_Written task:_
Write out all the lines again, precisely as they stand, but without the images.

START

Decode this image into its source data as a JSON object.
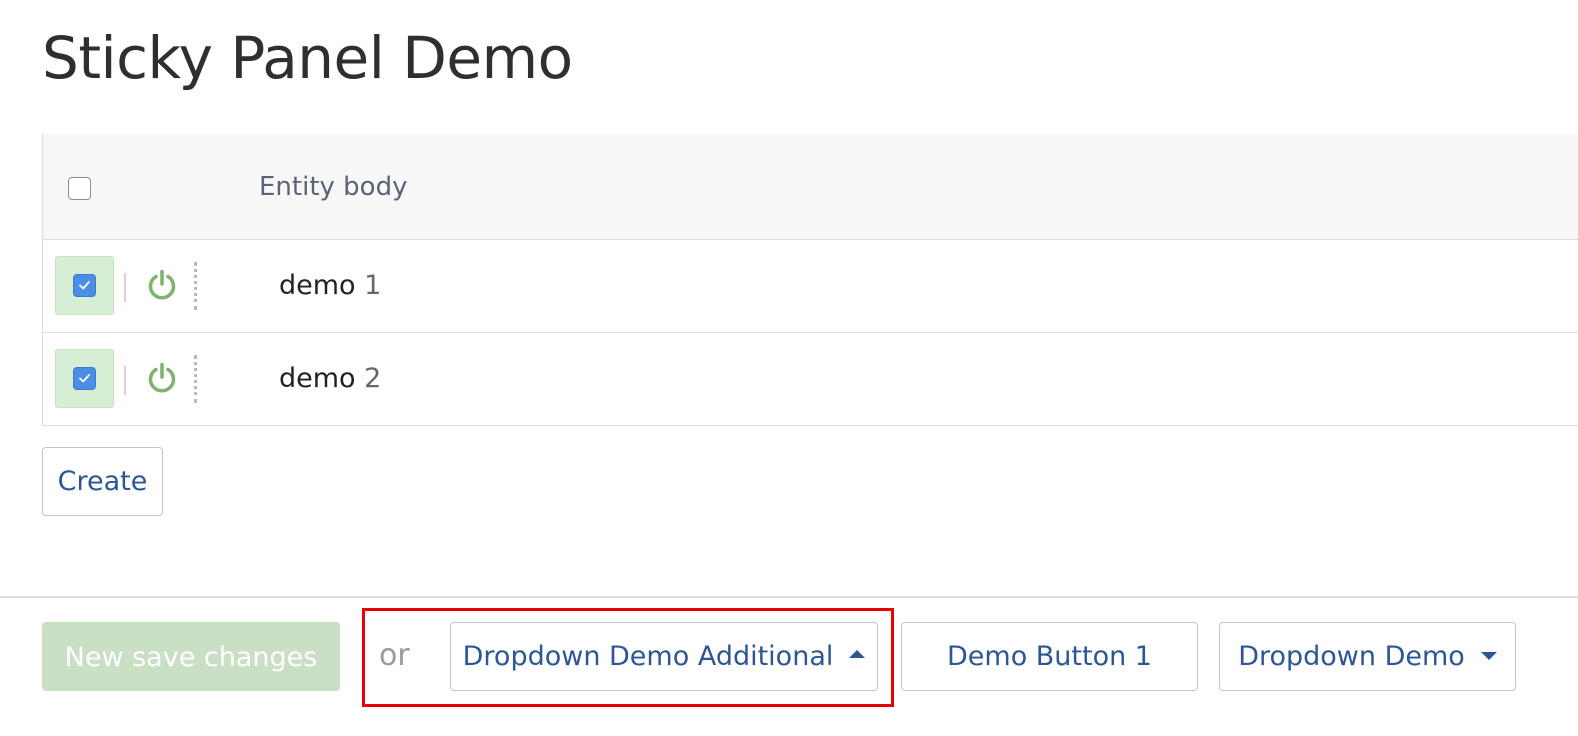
{
  "page": {
    "title": "Sticky Panel Demo"
  },
  "grid": {
    "columns": [
      {
        "label": "Entity body"
      }
    ],
    "rows": [
      {
        "word": "demo",
        "number": "1",
        "selected": true,
        "enabled": true
      },
      {
        "word": "demo",
        "number": "2",
        "selected": true,
        "enabled": true
      }
    ]
  },
  "actions": {
    "create_label": "Create"
  },
  "footer": {
    "save_label": "New save changes",
    "or_label": "or",
    "dropdown_additional_label": "Dropdown Demo Additional",
    "demo_button_1_label": "Demo Button 1",
    "dropdown_demo_label": "Dropdown Demo"
  },
  "icons": {
    "row_toggle": "power-icon",
    "row_drag": "drag-handle-icon",
    "dropdown_up": "caret-up-icon",
    "dropdown_down": "caret-down-icon"
  },
  "colors": {
    "enabled_green": "#7cb36d",
    "link_blue": "#2d5693",
    "save_disabled_bg": "#c9e0c5",
    "selected_row_bg": "#d6efd4",
    "highlight_red": "#e60000"
  }
}
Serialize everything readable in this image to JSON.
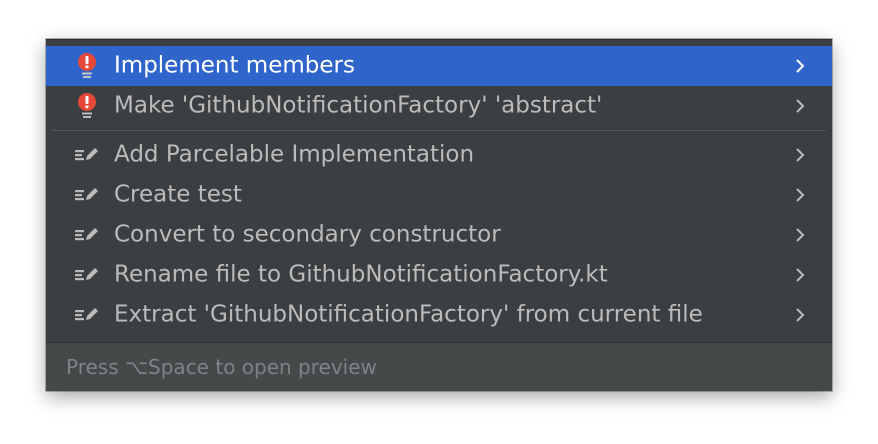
{
  "popup": {
    "items": [
      {
        "label": "Implement members",
        "icon": "error-bulb-icon",
        "selected": true
      },
      {
        "label": "Make 'GithubNotificationFactory' 'abstract'",
        "icon": "error-bulb-icon",
        "selected": false
      },
      {
        "label": "Add Parcelable Implementation",
        "icon": "intention-edit-icon",
        "selected": false
      },
      {
        "label": "Create test",
        "icon": "intention-edit-icon",
        "selected": false
      },
      {
        "label": "Convert to secondary constructor",
        "icon": "intention-edit-icon",
        "selected": false
      },
      {
        "label": "Rename file to GithubNotificationFactory.kt",
        "icon": "intention-edit-icon",
        "selected": false
      },
      {
        "label": "Extract 'GithubNotificationFactory' from current file",
        "icon": "intention-edit-icon",
        "selected": false
      }
    ],
    "footer_hint": "Press ⌥Space to open preview"
  },
  "colors": {
    "popup_background": "#3c3f41",
    "selection": "#2f65ca",
    "error_red": "#e5493a",
    "text": "#bbbbbb",
    "footer_background": "#45494a",
    "footer_text": "#7f8386"
  }
}
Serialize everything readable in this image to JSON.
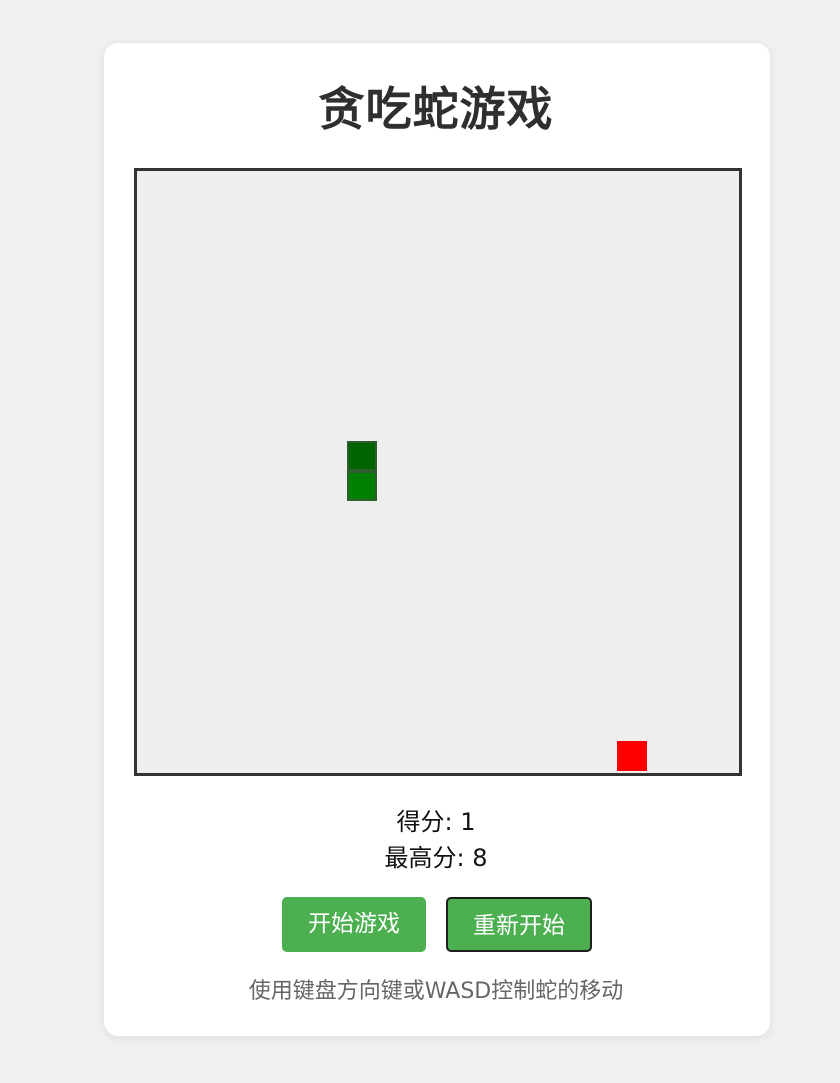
{
  "game": {
    "title": "贪吃蛇游戏",
    "score_label": "得分: 1",
    "high_score_label": "最高分: 8",
    "start_button": "开始游戏",
    "restart_button": "重新开始",
    "instructions": "使用键盘方向键或WASD控制蛇的移动"
  },
  "colors": {
    "background": "#f0f0f0",
    "board": "#eeeeee",
    "snake_head": "#006400",
    "snake_body": "#008000",
    "food": "#ff0000",
    "button": "#4caf50"
  }
}
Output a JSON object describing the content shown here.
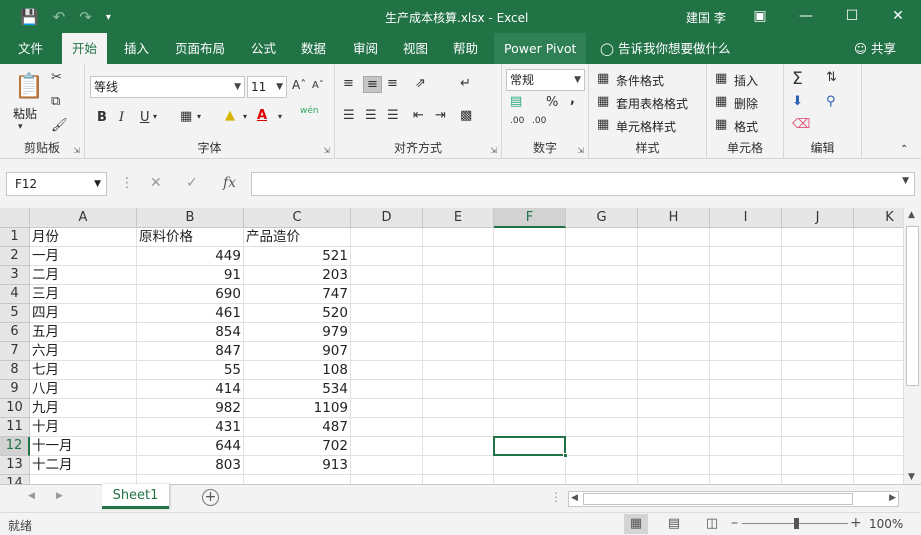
{
  "titlebar": {
    "title": "生产成本核算.xlsx  -  Excel",
    "user": "建国 李",
    "icons": [
      "save-icon",
      "undo-icon",
      "redo-icon",
      "customize-qat-icon"
    ]
  },
  "tabs": [
    {
      "label": "文件"
    },
    {
      "label": "开始",
      "active": true
    },
    {
      "label": "插入"
    },
    {
      "label": "页面布局"
    },
    {
      "label": "公式"
    },
    {
      "label": "数据"
    },
    {
      "label": "审阅"
    },
    {
      "label": "视图"
    },
    {
      "label": "帮助"
    },
    {
      "label": "Power Pivot"
    }
  ],
  "tell_me": "告诉我你想要做什么",
  "share": "共享",
  "ribbon": {
    "clipboard": {
      "label": "剪贴板",
      "paste": "粘贴"
    },
    "font": {
      "label": "字体",
      "font_name": "等线",
      "font_size": "11",
      "bold": "B",
      "italic": "I",
      "underline": "U",
      "wen": "wén"
    },
    "alignment": {
      "label": "对齐方式"
    },
    "number": {
      "label": "数字",
      "format": "常规",
      "percent": "%",
      "comma": ","
    },
    "styles": {
      "label": "样式",
      "conditional": "条件格式",
      "table": "套用表格格式",
      "cell_styles": "单元格样式"
    },
    "cells": {
      "label": "单元格",
      "insert": "插入",
      "delete": "删除",
      "format": "格式"
    },
    "editing": {
      "label": "编辑"
    }
  },
  "formula_bar": {
    "name_box": "F12",
    "fx": "fx",
    "formula": ""
  },
  "columns": [
    "A",
    "B",
    "C",
    "D",
    "E",
    "F",
    "G",
    "H",
    "I",
    "J",
    "K"
  ],
  "selected_column": "F",
  "selected_row": "12",
  "rows": [
    {
      "n": "1",
      "a": "月份",
      "b": "原料价格",
      "c": "产品造价"
    },
    {
      "n": "2",
      "a": "一月",
      "b": "449",
      "c": "521"
    },
    {
      "n": "3",
      "a": "二月",
      "b": "91",
      "c": "203"
    },
    {
      "n": "4",
      "a": "三月",
      "b": "690",
      "c": "747"
    },
    {
      "n": "5",
      "a": "四月",
      "b": "461",
      "c": "520"
    },
    {
      "n": "6",
      "a": "五月",
      "b": "854",
      "c": "979"
    },
    {
      "n": "7",
      "a": "六月",
      "b": "847",
      "c": "907"
    },
    {
      "n": "8",
      "a": "七月",
      "b": "55",
      "c": "108"
    },
    {
      "n": "9",
      "a": "八月",
      "b": "414",
      "c": "534"
    },
    {
      "n": "10",
      "a": "九月",
      "b": "982",
      "c": "1109"
    },
    {
      "n": "11",
      "a": "十月",
      "b": "431",
      "c": "487"
    },
    {
      "n": "12",
      "a": "十一月",
      "b": "644",
      "c": "702"
    },
    {
      "n": "13",
      "a": "十二月",
      "b": "803",
      "c": "913"
    },
    {
      "n": "14",
      "a": "",
      "b": "",
      "c": ""
    }
  ],
  "sheet_tab": "Sheet1",
  "status": {
    "ready": "就绪",
    "zoom": "100%"
  },
  "colors": {
    "accent": "#217346",
    "ribbon_bg": "#f3f3f3"
  }
}
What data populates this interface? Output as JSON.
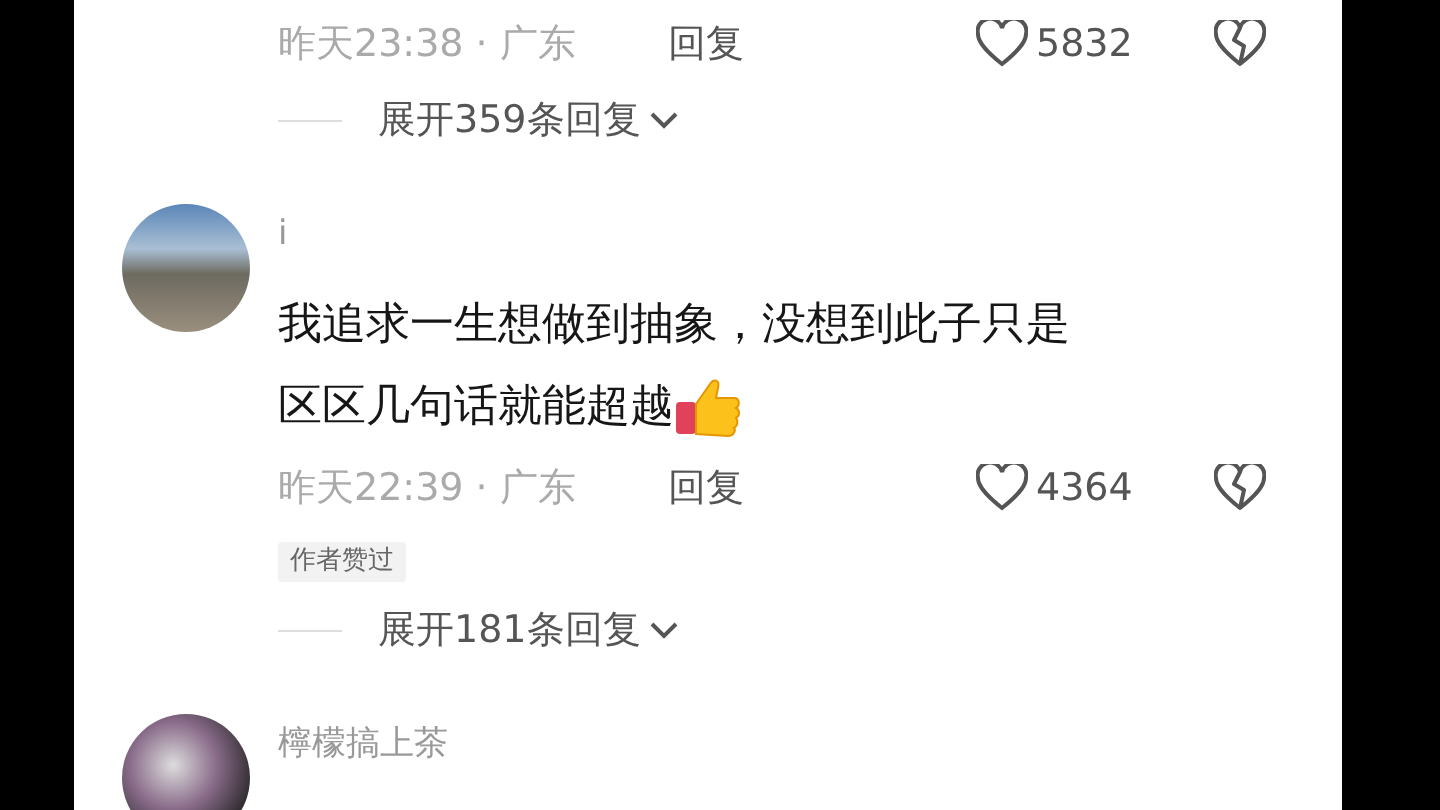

END

_The result:_
Decode this image into its source data as a JSON object.
{
  "page": {
    "title": "Sticky Panel Demo"
  },
  "grid": {
    "columns": [
      {
        "label": "Entity body"
      }
    ],
    "rows": [
      {
        "word": "demo",
        "number": "1",
        "selected": true,
        "enabled": true
      },
      {
        "word": "demo",
        "number": "2",
        "selected": true,
        "enabled": true
      }
    ]
  },
  "actions": {
    "create_label": "Create"
  },
  "footer": {
    "save_label": "New save changes",
    "or_label": "or",
    "dropdown_additional_label": "Dropdown Demo Additional",
    "demo_button_1_label": "Demo Button 1",
    "dropdown_demo_label": "Dropdown Demo"
  },
  "icons": {
    "row_toggle": "power-icon",
    "row_drag": "drag-handle-icon",
    "dropdown_up": "caret-up-icon",
    "dropdown_down": "caret-down-icon"
  },
  "colors": {
    "enabled_green": "#7cb36d",
    "link_blue": "#2d5693",
    "save_disabled_bg": "#c9e0c5",
    "selected_row_bg": "#d6efd4",
    "highlight_red": "#e60000"
  }
}
Serialize everything readable in this image to JSON.
{
  "popup": {
    "items": [
      {
        "label": "Implement members",
        "icon": "error-bulb-icon",
        "selected": true
      },
      {
        "label": "Make 'GithubNotificationFactory' 'abstract'",
        "icon": "error-bulb-icon",
        "selected": false
      },
      {
        "label": "Add Parcelable Implementation",
        "icon": "intention-edit-icon",
        "selected": false
      },
      {
        "label": "Create test",
        "icon": "intention-edit-icon",
        "selected": false
      },
      {
        "label": "Convert to secondary constructor",
        "icon": "intention-edit-icon",
        "selected": false
      },
      {
        "label": "Rename file to GithubNotificationFactory.kt",
        "icon": "intention-edit-icon",
        "selected": false
      },
      {
        "label": "Extract 'GithubNotificationFactory' from current file",
        "icon": "intention-edit-icon",
        "selected": false
      }
    ],
    "footer_hint": "Press ⌥Space to open preview"
  },
  "colors": {
    "popup_background": "#3c3f41",
    "selection": "#2f65ca",
    "error_red": "#e5493a",
    "text": "#bbbbbb",
    "footer_background": "#45494a",
    "footer_text": "#7f8386"
  }
}
Serialize everything readable in this image to JSON.
{
  "game": {
    "title": "贪吃蛇游戏",
    "score_label": "得分: 1",
    "high_score_label": "最高分: 8",
    "start_button": "开始游戏",
    "restart_button": "重新开始",
    "instructions": "使用键盘方向键或WASD控制蛇的移动"
  },
  "colors": {
    "background": "#f0f0f0",
    "board": "#eeeeee",
    "snake_head": "#006400",
    "snake_body": "#008000",
    "food": "#ff0000",
    "button": "#4caf50"
  }
}
Output a JSON object describing the content shown here.
{
  "titlebar": {
    "title": "生产成本核算.xlsx  -  Excel",
    "user": "建国 李",
    "icons": [
      "save-icon",
      "undo-icon",
      "redo-icon",
      "customize-qat-icon"
    ]
  },
  "tabs": [
    {
      "label": "文件"
    },
    {
      "label": "开始",
      "active": true
    },
    {
      "label": "插入"
    },
    {
      "label": "页面布局"
    },
    {
      "label": "公式"
    },
    {
      "label": "数据"
    },
    {
      "label": "审阅"
    },
    {
      "label": "视图"
    },
    {
      "label": "帮助"
    },
    {
      "label": "Power Pivot"
    }
  ],
  "tell_me": "告诉我你想要做什么",
  "share": "共享",
  "ribbon": {
    "clipboard": {
      "label": "剪贴板",
      "paste": "粘贴"
    },
    "font": {
      "label": "字体",
      "font_name": "等线",
      "font_size": "11",
      "bold": "B",
      "italic": "I",
      "underline": "U",
      "wen": "wén"
    },
    "alignment": {
      "label": "对齐方式"
    },
    "number": {
      "label": "数字",
      "format": "常规",
      "percent": "%",
      "comma": ","
    },
    "styles": {
      "label": "样式",
      "conditional": "条件格式",
      "table": "套用表格格式",
      "cell_styles": "单元格样式"
    },
    "cells": {
      "label": "单元格",
      "insert": "插入",
      "delete": "删除",
      "format": "格式"
    },
    "editing": {
      "label": "编辑"
    }
  },
  "formula_bar": {
    "name_box": "F12",
    "fx": "fx",
    "formula": ""
  },
  "columns": [
    "A",
    "B",
    "C",
    "D",
    "E",
    "F",
    "G",
    "H",
    "I",
    "J",
    "K"
  ],
  "selected_column": "F",
  "selected_row": "12",
  "rows": [
    {
      "n": "1",
      "a": "月份",
      "b": "原料价格",
      "c": "产品造价"
    },
    {
      "n": "2",
      "a": "一月",
      "b": "449",
      "c": "521"
    },
    {
      "n": "3",
      "a": "二月",
      "b": "91",
      "c": "203"
    },
    {
      "n": "4",
      "a": "三月",
      "b": "690",
      "c": "747"
    },
    {
      "n": "5",
      "a": "四月",
      "b": "461",
      "c": "520"
    },
    {
      "n": "6",
      "a": "五月",
      "b": "854",
      "c": "979"
    },
    {
      "n": "7",
      "a": "六月",
      "b": "847",
      "c": "907"
    },
    {
      "n": "8",
      "a": "七月",
      "b": "55",
      "c": "108"
    },
    {
      "n": "9",
      "a": "八月",
      "b": "414",
      "c": "534"
    },
    {
      "n": "10",
      "a": "九月",
      "b": "982",
      "c": "1109"
    },
    {
      "n": "11",
      "a": "十月",
      "b": "431",
      "c": "487"
    },
    {
      "n": "12",
      "a": "十一月",
      "b": "644",
      "c": "702"
    },
    {
      "n": "13",
      "a": "十二月",
      "b": "803",
      "c": "913"
    },
    {
      "n": "14",
      "a": "",
      "b": "",
      "c": ""
    }
  ],
  "sheet_tab": "Sheet1",
  "status": {
    "ready": "就绪",
    "zoom": "100%"
  },
  "colors": {
    "accent": "#217346",
    "ribbon_bg": "#f3f3f3"
  }
}
What data populates this interface? Output as JSON.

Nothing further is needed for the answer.